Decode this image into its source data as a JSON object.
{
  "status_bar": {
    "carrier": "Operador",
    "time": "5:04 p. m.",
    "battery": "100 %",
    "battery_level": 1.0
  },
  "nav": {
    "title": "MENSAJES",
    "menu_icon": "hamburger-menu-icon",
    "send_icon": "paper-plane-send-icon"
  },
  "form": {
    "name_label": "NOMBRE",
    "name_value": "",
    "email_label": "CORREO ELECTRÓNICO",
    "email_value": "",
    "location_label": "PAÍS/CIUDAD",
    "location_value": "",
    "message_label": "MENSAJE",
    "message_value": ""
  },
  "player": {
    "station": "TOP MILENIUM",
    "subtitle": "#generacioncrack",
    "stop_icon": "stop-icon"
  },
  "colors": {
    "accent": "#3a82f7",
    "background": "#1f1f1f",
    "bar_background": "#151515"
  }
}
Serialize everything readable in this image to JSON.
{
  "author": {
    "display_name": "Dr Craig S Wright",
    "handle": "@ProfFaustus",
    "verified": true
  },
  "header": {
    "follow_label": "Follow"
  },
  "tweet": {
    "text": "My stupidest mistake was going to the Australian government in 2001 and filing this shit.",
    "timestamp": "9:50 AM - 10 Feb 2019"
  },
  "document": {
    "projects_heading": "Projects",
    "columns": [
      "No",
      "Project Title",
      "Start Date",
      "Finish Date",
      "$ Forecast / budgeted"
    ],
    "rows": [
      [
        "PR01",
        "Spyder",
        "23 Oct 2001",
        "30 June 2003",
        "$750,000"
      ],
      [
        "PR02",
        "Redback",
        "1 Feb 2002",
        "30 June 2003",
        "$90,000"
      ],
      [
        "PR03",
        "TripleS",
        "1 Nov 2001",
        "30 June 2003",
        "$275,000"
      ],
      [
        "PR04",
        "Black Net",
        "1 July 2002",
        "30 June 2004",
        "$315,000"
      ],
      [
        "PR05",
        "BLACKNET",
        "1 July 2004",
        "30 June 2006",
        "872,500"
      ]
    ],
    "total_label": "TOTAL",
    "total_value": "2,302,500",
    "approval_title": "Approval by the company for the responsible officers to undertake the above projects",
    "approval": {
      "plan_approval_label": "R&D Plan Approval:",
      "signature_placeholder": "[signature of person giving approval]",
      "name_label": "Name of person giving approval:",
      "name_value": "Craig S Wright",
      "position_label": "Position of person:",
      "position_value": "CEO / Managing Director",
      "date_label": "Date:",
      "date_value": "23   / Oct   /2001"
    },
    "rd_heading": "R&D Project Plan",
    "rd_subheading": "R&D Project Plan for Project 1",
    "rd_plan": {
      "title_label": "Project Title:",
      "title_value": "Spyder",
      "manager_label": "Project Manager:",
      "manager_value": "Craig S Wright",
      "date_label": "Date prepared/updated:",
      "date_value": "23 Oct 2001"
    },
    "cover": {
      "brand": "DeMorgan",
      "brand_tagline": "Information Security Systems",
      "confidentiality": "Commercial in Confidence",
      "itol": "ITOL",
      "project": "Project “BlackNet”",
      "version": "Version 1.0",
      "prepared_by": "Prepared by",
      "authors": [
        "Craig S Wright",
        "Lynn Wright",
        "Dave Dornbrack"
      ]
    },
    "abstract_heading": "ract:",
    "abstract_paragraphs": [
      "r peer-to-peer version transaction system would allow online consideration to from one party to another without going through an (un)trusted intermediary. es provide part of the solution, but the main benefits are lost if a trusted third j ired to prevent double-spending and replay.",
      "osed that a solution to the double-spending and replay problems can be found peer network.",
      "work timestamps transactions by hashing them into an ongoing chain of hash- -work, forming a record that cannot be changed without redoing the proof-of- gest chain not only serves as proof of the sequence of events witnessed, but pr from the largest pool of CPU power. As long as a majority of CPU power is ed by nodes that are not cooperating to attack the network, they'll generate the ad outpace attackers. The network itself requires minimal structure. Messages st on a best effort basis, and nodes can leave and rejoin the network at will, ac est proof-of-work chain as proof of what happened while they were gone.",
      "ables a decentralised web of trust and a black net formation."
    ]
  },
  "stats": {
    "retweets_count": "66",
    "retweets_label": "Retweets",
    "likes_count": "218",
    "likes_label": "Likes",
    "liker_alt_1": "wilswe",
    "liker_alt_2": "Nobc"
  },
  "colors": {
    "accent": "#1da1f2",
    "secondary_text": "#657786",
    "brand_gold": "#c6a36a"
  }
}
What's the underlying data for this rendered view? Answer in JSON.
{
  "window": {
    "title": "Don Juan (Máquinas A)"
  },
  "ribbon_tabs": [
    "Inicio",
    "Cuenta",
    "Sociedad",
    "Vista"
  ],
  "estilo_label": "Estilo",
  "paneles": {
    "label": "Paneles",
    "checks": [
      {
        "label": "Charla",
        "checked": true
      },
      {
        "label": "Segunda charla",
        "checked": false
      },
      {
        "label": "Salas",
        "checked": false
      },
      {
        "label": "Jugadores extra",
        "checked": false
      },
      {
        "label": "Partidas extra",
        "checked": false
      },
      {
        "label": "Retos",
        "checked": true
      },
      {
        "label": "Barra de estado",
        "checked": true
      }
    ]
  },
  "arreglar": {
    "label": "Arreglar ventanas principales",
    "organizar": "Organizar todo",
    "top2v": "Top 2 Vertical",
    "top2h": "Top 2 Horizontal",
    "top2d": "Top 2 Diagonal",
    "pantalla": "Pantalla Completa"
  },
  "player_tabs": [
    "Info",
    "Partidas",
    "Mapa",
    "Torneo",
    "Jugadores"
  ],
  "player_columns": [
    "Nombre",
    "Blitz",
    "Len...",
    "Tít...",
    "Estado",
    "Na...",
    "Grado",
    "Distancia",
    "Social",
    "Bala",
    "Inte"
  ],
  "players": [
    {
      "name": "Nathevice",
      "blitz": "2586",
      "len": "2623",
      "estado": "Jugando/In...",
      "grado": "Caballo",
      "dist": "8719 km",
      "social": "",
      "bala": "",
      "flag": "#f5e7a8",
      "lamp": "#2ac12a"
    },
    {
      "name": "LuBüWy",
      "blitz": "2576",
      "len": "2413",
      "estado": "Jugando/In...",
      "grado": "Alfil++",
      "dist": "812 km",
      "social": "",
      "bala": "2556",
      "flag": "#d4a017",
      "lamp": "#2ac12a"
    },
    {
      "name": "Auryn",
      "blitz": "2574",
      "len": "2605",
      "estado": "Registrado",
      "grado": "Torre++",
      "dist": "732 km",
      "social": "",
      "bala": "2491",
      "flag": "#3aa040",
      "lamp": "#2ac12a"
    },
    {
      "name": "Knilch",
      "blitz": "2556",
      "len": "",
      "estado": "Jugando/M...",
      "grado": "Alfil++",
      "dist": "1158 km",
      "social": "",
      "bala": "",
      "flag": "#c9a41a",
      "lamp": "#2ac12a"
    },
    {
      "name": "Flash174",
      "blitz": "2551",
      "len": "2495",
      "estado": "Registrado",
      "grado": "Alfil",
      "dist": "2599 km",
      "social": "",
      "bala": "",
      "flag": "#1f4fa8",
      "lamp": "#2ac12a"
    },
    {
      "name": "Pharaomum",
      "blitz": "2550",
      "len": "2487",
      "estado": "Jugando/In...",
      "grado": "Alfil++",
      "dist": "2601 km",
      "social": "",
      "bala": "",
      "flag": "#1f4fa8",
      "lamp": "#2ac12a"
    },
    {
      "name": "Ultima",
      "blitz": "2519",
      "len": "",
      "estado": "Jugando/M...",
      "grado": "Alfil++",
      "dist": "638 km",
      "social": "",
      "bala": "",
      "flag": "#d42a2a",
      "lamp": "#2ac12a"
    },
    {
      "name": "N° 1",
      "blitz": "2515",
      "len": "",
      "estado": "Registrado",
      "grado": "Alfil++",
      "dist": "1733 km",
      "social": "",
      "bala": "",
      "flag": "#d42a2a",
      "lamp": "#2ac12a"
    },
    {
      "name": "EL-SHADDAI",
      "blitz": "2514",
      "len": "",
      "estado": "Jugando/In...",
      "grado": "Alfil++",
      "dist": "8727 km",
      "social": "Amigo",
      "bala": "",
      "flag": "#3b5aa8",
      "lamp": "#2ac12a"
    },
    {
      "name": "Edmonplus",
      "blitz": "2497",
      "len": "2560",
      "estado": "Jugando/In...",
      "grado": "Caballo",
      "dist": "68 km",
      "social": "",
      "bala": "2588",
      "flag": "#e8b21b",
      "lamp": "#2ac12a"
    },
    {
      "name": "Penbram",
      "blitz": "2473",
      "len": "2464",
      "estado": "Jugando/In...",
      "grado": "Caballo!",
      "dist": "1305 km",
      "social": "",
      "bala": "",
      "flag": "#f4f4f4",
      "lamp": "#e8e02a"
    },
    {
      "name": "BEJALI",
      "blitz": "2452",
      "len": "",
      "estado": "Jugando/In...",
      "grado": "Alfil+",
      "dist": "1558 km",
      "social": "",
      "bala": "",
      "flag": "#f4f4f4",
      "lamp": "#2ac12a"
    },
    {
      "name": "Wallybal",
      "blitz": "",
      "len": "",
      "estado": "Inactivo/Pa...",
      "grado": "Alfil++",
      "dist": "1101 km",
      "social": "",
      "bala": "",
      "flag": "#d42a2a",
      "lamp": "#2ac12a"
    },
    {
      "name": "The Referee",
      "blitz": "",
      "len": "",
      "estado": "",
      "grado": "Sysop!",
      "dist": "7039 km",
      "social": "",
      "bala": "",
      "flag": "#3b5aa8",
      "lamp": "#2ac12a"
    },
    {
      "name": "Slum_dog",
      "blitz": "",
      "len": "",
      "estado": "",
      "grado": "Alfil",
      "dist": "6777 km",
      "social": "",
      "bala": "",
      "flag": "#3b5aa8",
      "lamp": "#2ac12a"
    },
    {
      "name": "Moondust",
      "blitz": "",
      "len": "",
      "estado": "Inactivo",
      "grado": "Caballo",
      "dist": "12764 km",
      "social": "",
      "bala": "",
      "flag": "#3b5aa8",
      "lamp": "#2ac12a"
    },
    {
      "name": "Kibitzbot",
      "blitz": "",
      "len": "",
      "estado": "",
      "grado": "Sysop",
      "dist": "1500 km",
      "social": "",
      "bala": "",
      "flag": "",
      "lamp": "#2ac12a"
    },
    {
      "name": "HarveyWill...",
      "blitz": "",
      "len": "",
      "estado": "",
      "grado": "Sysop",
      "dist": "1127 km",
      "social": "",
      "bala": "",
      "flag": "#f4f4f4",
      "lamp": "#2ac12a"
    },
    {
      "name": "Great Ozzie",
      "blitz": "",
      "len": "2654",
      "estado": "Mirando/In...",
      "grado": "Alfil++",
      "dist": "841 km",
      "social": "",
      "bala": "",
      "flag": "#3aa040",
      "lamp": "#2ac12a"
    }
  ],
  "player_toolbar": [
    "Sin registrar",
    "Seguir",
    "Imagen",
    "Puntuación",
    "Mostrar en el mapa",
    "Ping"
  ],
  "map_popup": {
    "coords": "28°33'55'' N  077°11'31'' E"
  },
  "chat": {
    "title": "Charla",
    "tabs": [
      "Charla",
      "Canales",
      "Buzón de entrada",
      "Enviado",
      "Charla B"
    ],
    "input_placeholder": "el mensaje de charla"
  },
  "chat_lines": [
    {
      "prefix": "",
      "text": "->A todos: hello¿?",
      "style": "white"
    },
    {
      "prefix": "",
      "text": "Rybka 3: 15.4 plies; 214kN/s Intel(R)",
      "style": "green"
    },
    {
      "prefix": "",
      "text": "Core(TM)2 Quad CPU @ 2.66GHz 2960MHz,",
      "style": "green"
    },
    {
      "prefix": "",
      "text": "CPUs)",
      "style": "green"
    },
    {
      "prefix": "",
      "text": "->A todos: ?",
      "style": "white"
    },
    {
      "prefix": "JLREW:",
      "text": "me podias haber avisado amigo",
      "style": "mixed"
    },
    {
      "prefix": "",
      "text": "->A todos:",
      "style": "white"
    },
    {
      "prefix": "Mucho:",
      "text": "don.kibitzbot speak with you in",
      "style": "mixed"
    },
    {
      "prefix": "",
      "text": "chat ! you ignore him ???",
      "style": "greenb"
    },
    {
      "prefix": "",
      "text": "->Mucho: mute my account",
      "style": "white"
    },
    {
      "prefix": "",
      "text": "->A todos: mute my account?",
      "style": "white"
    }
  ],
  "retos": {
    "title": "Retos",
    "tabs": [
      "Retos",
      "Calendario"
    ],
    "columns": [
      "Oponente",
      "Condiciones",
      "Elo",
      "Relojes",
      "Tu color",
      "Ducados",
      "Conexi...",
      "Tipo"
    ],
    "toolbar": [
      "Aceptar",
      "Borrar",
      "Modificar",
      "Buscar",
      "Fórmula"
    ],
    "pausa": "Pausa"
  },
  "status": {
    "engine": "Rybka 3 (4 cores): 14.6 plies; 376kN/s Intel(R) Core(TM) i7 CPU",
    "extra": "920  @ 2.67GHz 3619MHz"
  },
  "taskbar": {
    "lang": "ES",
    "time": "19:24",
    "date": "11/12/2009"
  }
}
════
* _Problem details_
State how many lines of the records above contain the word "extra", and give only that number.

* _Solution for this task_
3